**REQUIRED WORK:**
Report how many lines hold the word "this"; give nothing but the number.

**AVAILABLE RECORDS:**
★ ★ ★ ★ ★

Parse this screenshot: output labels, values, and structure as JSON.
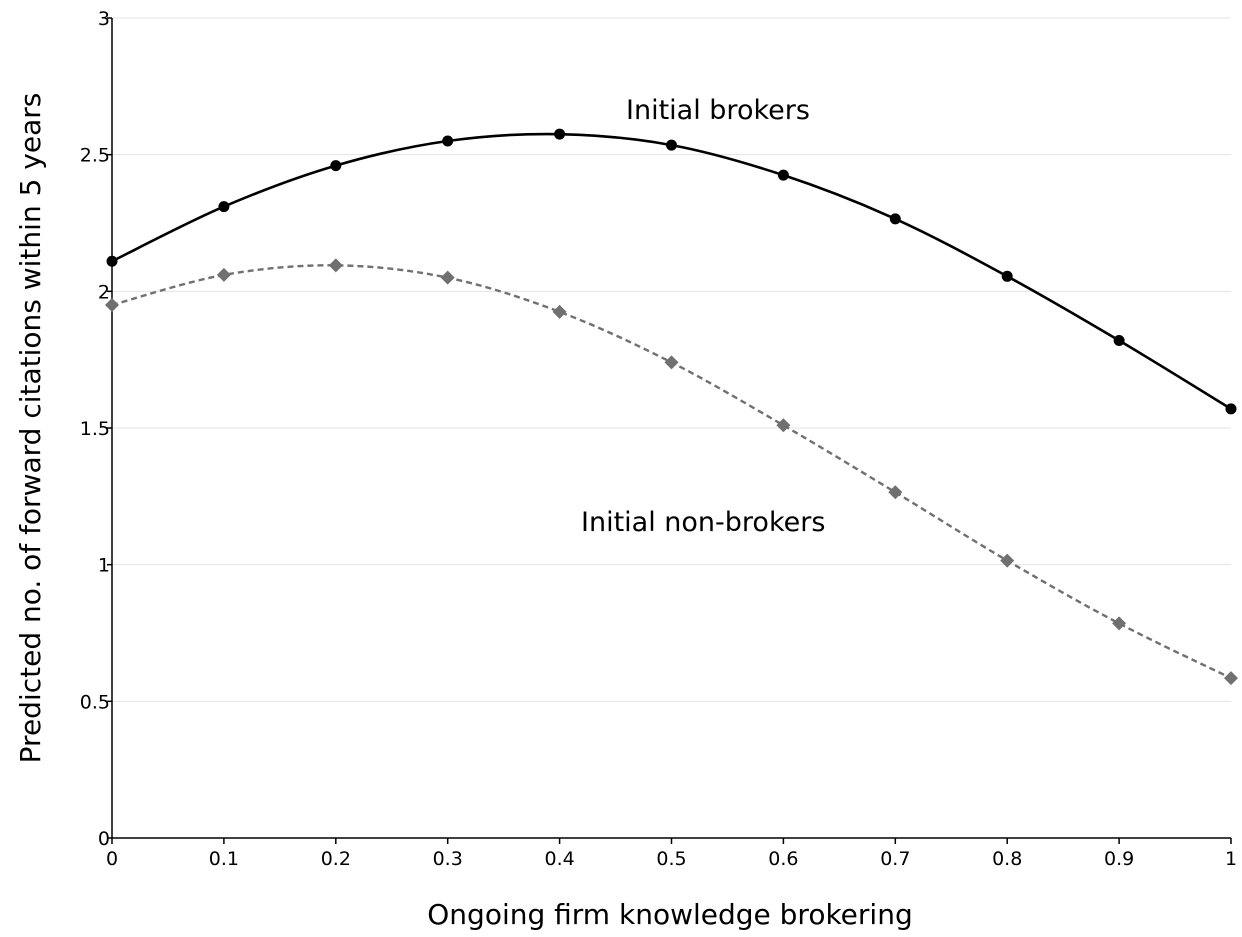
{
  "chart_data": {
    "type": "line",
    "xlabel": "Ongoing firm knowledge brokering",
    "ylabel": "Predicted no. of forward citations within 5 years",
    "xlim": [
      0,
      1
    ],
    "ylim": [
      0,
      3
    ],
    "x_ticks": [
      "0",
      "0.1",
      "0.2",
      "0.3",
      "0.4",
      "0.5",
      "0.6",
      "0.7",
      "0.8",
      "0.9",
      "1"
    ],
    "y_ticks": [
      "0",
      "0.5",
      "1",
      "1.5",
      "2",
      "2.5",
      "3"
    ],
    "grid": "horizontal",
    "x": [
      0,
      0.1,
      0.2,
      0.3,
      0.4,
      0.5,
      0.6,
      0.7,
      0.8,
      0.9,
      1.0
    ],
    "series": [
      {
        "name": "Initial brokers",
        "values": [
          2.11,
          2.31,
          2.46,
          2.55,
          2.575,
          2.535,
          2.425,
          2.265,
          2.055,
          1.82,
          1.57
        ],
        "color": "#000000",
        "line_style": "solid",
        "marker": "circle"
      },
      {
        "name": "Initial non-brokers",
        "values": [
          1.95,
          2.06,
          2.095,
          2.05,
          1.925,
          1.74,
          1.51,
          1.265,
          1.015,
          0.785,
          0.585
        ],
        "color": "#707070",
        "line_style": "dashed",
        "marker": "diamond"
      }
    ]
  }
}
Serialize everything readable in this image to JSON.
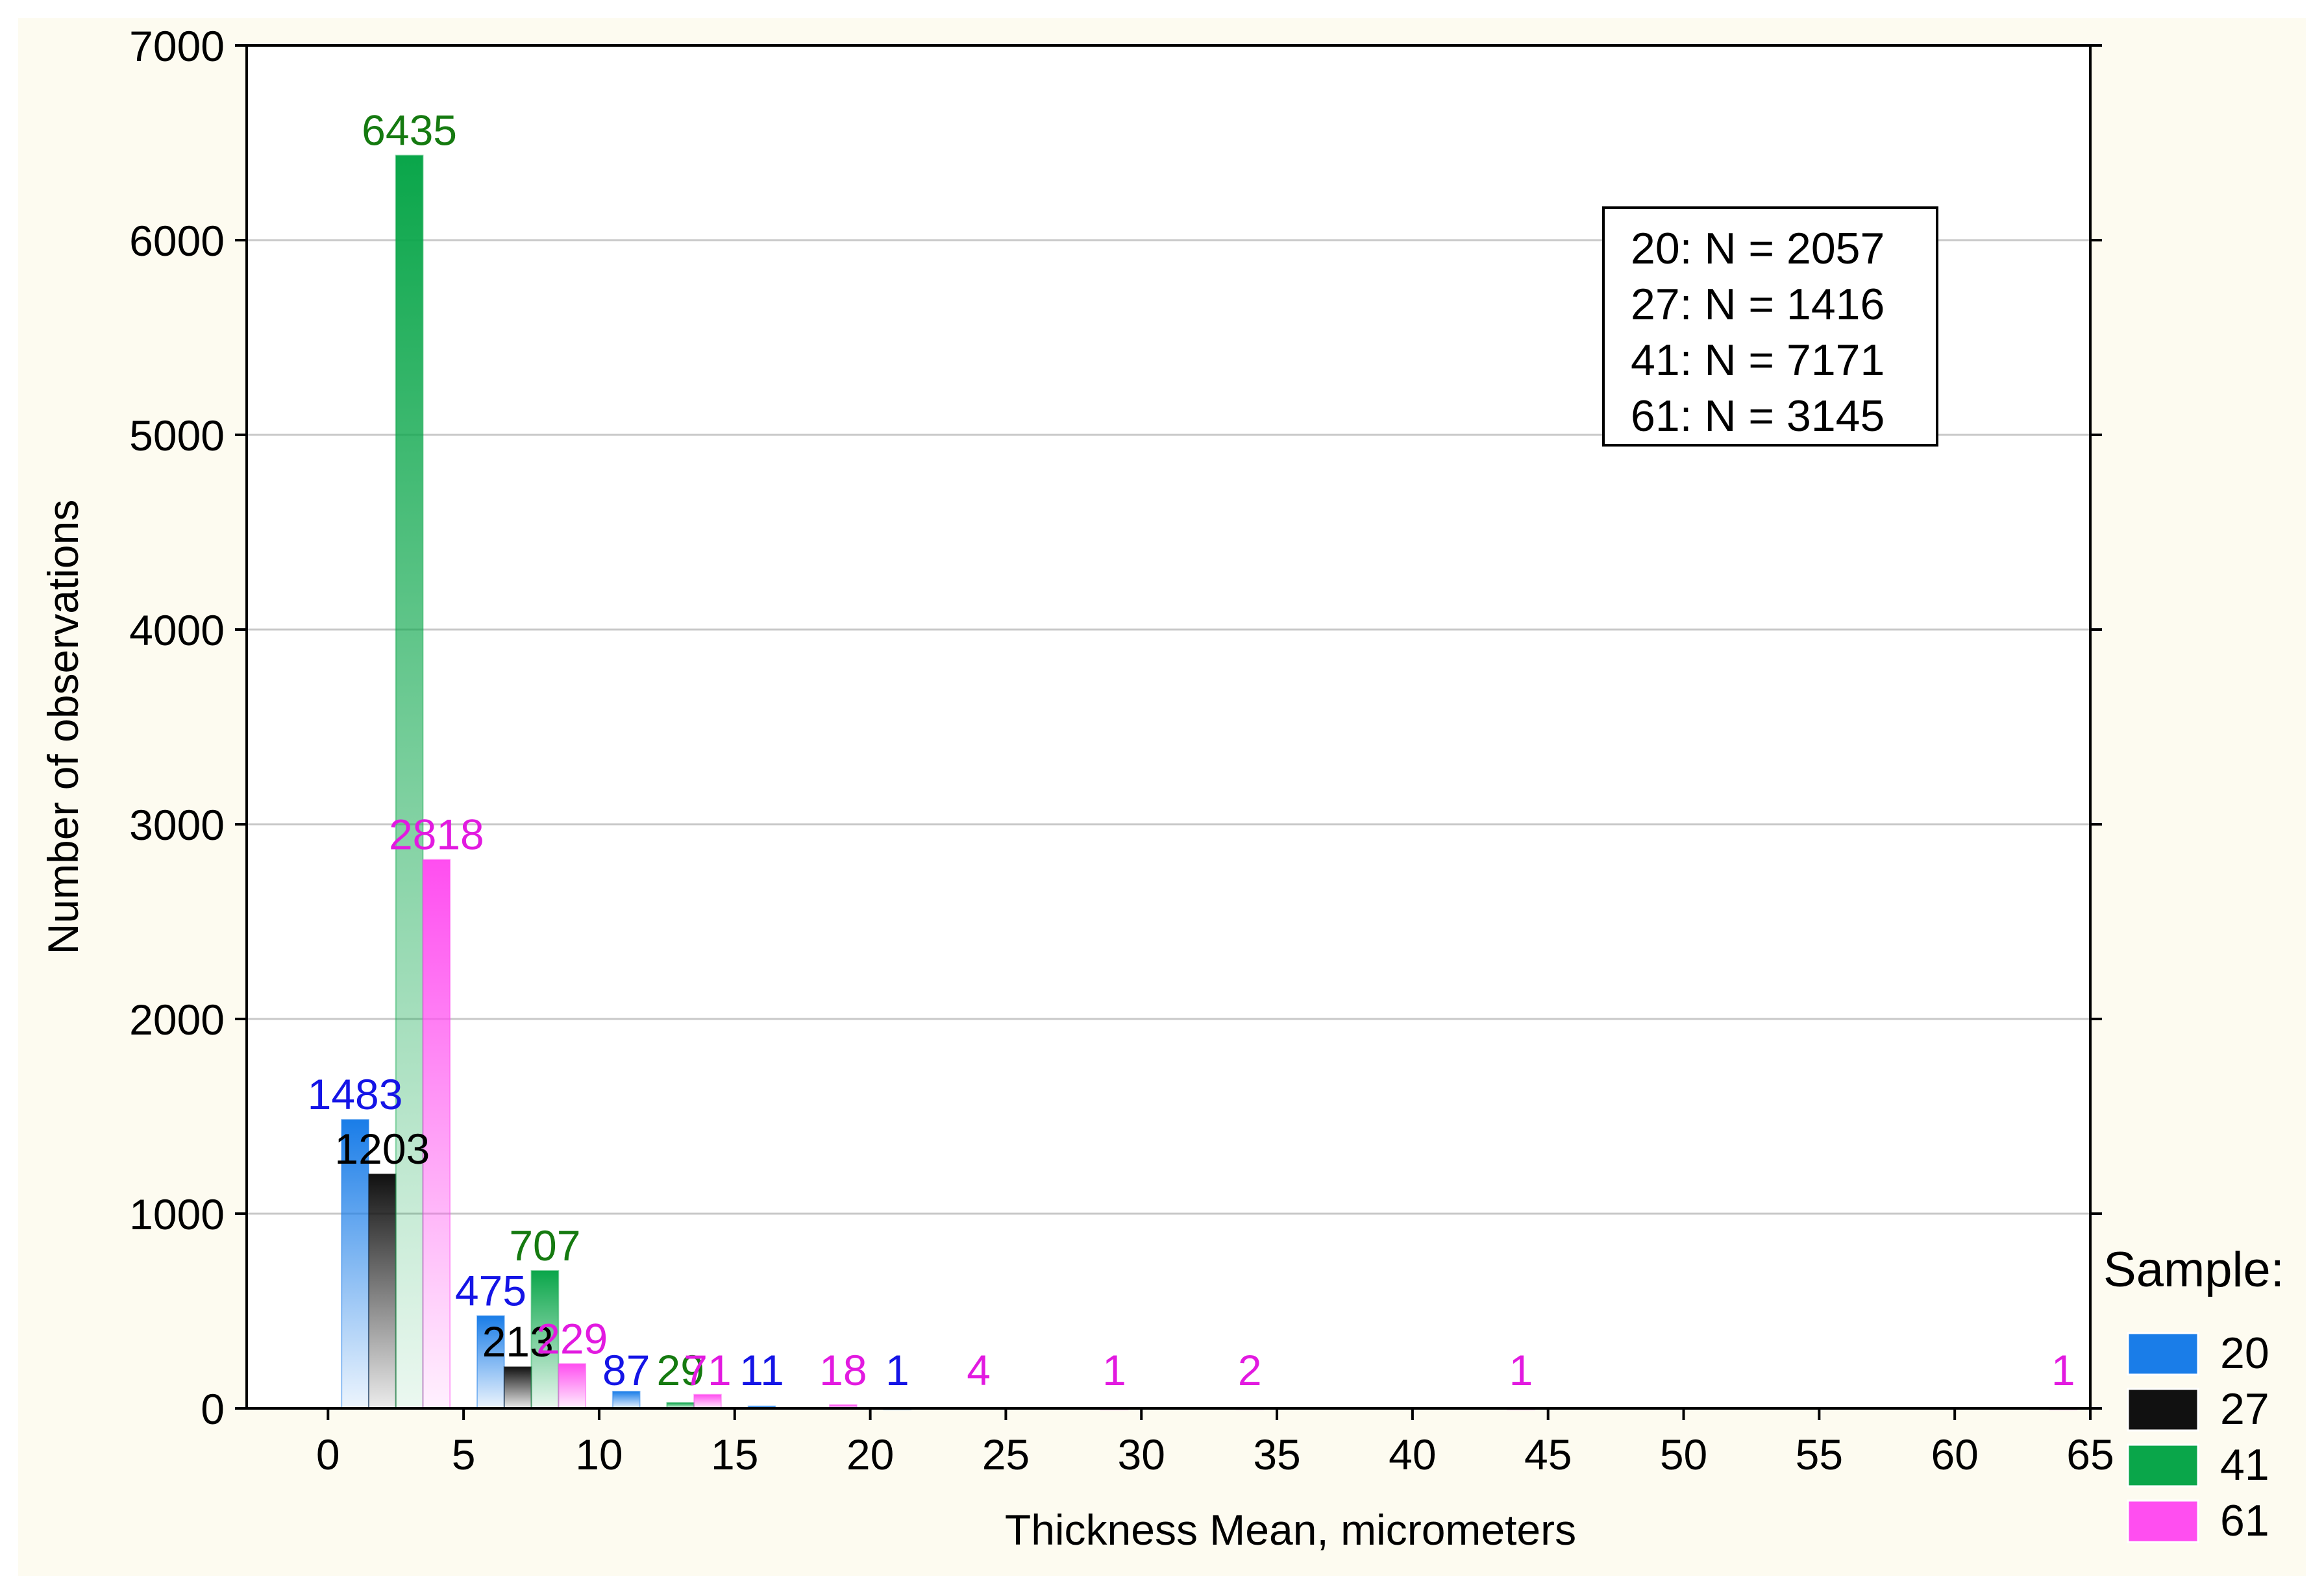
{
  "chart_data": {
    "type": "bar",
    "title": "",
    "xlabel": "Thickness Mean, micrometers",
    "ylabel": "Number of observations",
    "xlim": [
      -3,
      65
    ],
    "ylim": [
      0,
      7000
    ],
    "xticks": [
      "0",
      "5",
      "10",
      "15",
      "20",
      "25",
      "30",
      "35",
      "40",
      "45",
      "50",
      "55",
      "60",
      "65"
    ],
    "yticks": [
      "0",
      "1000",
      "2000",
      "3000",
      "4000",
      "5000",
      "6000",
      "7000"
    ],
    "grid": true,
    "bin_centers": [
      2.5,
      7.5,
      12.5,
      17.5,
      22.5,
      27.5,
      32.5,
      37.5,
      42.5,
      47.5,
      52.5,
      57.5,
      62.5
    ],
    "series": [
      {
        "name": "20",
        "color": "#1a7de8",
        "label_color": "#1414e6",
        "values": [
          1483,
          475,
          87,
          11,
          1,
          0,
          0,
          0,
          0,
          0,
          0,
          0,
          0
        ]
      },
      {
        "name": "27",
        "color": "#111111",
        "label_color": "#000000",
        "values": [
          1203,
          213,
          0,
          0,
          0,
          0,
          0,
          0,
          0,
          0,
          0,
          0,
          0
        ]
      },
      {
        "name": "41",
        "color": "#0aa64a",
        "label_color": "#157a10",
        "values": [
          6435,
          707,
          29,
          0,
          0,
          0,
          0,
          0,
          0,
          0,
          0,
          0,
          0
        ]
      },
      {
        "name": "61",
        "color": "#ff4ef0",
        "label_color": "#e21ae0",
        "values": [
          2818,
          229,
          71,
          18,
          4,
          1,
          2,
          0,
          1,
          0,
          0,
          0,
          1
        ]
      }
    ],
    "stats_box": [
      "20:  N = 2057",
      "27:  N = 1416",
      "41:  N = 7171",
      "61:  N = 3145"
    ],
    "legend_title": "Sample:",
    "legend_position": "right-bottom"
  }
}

★ ★ ★ ★ ★

**SOLUTION TO THE PROBLEM:**
2